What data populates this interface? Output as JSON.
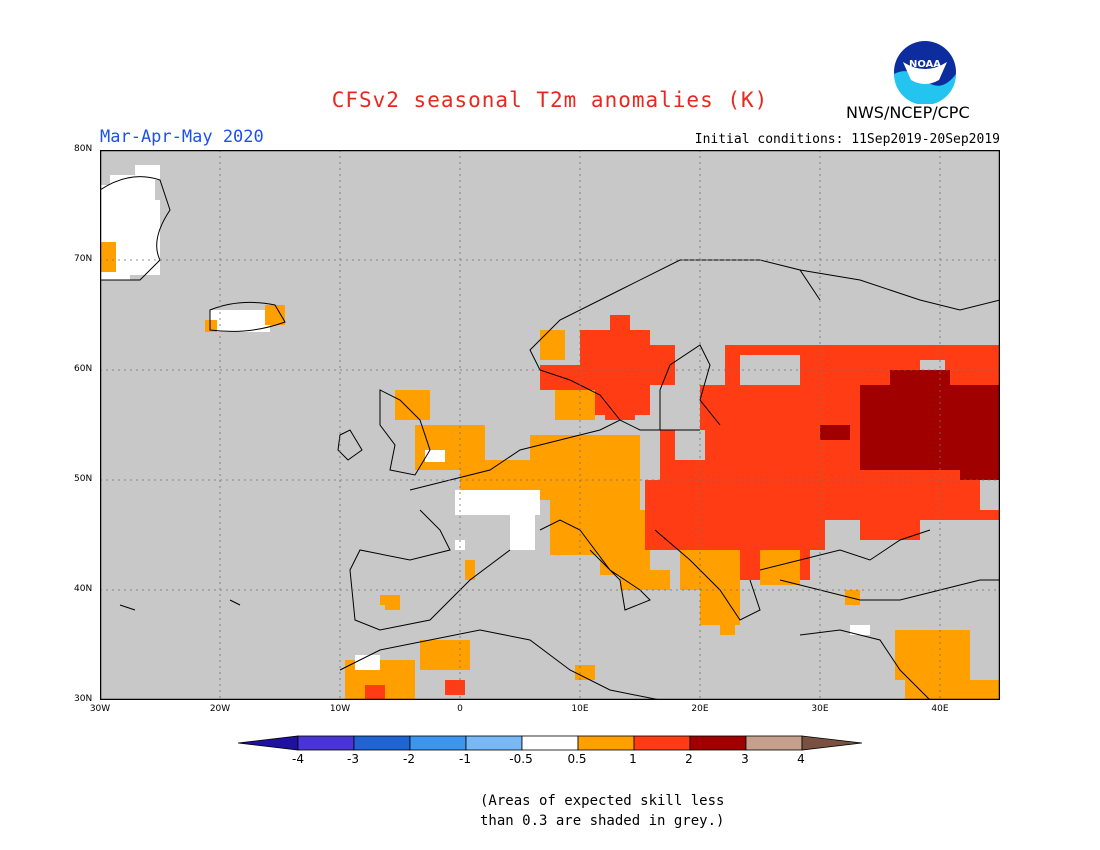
{
  "title": "CFSv2 seasonal T2m anomalies (K)",
  "period": "Mar-Apr-May 2020",
  "initial_conditions": "Initial conditions: 11Sep2019-20Sep2019",
  "agency": "NWS/NCEP/CPC",
  "logo_text": "NOAA",
  "lat_labels": [
    "80N",
    "70N",
    "60N",
    "50N",
    "40N",
    "30N"
  ],
  "lon_labels": [
    "30W",
    "20W",
    "10W",
    "0",
    "10E",
    "20E",
    "30E",
    "40E"
  ],
  "colorbar": {
    "labels": [
      "-4",
      "-3",
      "-2",
      "-1",
      "-0.5",
      "0.5",
      "1",
      "2",
      "3",
      "4"
    ],
    "colors": [
      "#1e10a0",
      "#4935d4",
      "#1f64d2",
      "#3c96ee",
      "#78b8f5",
      "#ffffff",
      "#ffa000",
      "#ff3c14",
      "#a00000",
      "#c6a08c",
      "#7a5040"
    ]
  },
  "note": [
    "(Areas of expected skill less",
    "than 0.3 are shaded in grey.)"
  ],
  "colors": {
    "background_grey": "#c8c8c8",
    "orange": "#ffa000",
    "red": "#ff3c14",
    "dark_red": "#a00000",
    "white": "#ffffff"
  }
}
* * * *
» **Task objective**: With the pictures omitted, reproduce the records in full and exactly.

» **Exercise answer**:
What data populates this interface? Output as JSON.
{
  "title": "CFSv2 seasonal T2m anomalies (K)",
  "period": "Mar-Apr-May 2020",
  "initial_conditions": "Initial conditions: 11Sep2019-20Sep2019",
  "agency": "NWS/NCEP/CPC",
  "logo_text": "NOAA",
  "lat_labels": [
    "80N",
    "70N",
    "60N",
    "50N",
    "40N",
    "30N"
  ],
  "lon_labels": [
    "30W",
    "20W",
    "10W",
    "0",
    "10E",
    "20E",
    "30E",
    "40E"
  ],
  "colorbar": {
    "labels": [
      "-4",
      "-3",
      "-2",
      "-1",
      "-0.5",
      "0.5",
      "1",
      "2",
      "3",
      "4"
    ],
    "colors": [
      "#1e10a0",
      "#4935d4",
      "#1f64d2",
      "#3c96ee",
      "#78b8f5",
      "#ffffff",
      "#ffa000",
      "#ff3c14",
      "#a00000",
      "#c6a08c",
      "#7a5040"
    ]
  },
  "note": [
    "(Areas of expected skill less",
    "than 0.3 are shaded in grey.)"
  ],
  "colors": {
    "background_grey": "#c8c8c8",
    "orange": "#ffa000",
    "red": "#ff3c14",
    "dark_red": "#a00000",
    "white": "#ffffff"
  }
}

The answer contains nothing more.